- _Exercise objective_
Restate the whole of the material. Keep every word, and drop the pictures.

[Data records]

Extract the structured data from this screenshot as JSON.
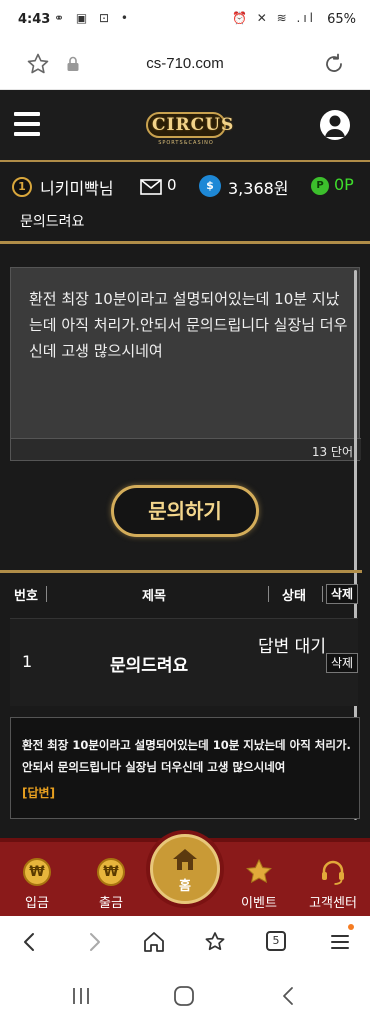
{
  "status_bar": {
    "time": "4:43",
    "left_icons": "⚭ ▣ ⊡ •",
    "right_icons": "⏰ ✕ ≋ .ıl",
    "battery": "65%"
  },
  "browser": {
    "url": "cs-710.com",
    "tab_count": "5"
  },
  "site": {
    "logo_main": "CIRCUS",
    "logo_sub": "SPORTS&CASINO"
  },
  "user": {
    "level": "1",
    "nickname": "니키미빡님",
    "mail_count": "0",
    "money": "3,368원",
    "points": "0P"
  },
  "form": {
    "subject": "문의드려요",
    "message": "환전 최장 10분이라고 설명되어있는데 10분 지났는데 아직 처리가.안되서 문의드립니다 실장님 더우신데 고생 많으시네여",
    "word_count": "13 단어",
    "submit_label": "문의하기"
  },
  "table": {
    "headers": {
      "num": "번호",
      "title": "제목",
      "status": "상태",
      "delete": "삭제"
    },
    "rows": [
      {
        "num": "1",
        "title": "문의드려요",
        "status": "답변 대기",
        "delete": "삭제"
      }
    ],
    "expanded_message": "환전 최장 10분이라고 설명되어있는데 10분 지났는데 아직 처리가.안되서 문의드립니다 실장님 더우신데 고생 많으시네여",
    "answer_tag": "[답변]"
  },
  "bottom_nav": {
    "deposit": "입금",
    "withdraw": "출금",
    "home": "홈",
    "event": "이벤트",
    "support": "고객센터"
  },
  "colors": {
    "gold": "#b08d48",
    "nav_red": "#8a1a1a",
    "points_green": "#3fdc2c",
    "answer_orange": "#e8a020"
  }
}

- _Exercise answer_
Extract the structured data from this screenshot as JSON.
{
  "status_bar": {
    "time": "4:43",
    "left_icons": "⚭ ▣ ⊡ •",
    "right_icons": "⏰ ✕ ≋ .ıl",
    "battery": "65%"
  },
  "browser": {
    "url": "cs-710.com",
    "tab_count": "5"
  },
  "site": {
    "logo_main": "CIRCUS",
    "logo_sub": "SPORTS&CASINO"
  },
  "user": {
    "level": "1",
    "nickname": "니키미빡님",
    "mail_count": "0",
    "money": "3,368원",
    "points": "0P"
  },
  "form": {
    "subject": "문의드려요",
    "message": "환전 최장 10분이라고 설명되어있는데 10분 지났는데 아직 처리가.안되서 문의드립니다 실장님 더우신데 고생 많으시네여",
    "word_count": "13 단어",
    "submit_label": "문의하기"
  },
  "table": {
    "headers": {
      "num": "번호",
      "title": "제목",
      "status": "상태",
      "delete": "삭제"
    },
    "rows": [
      {
        "num": "1",
        "title": "문의드려요",
        "status": "답변 대기",
        "delete": "삭제"
      }
    ],
    "expanded_message": "환전 최장 10분이라고 설명되어있는데 10분 지났는데 아직 처리가.안되서 문의드립니다 실장님 더우신데 고생 많으시네여",
    "answer_tag": "[답변]"
  },
  "bottom_nav": {
    "deposit": "입금",
    "withdraw": "출금",
    "home": "홈",
    "event": "이벤트",
    "support": "고객센터"
  },
  "colors": {
    "gold": "#b08d48",
    "nav_red": "#8a1a1a",
    "points_green": "#3fdc2c",
    "answer_orange": "#e8a020"
  }
}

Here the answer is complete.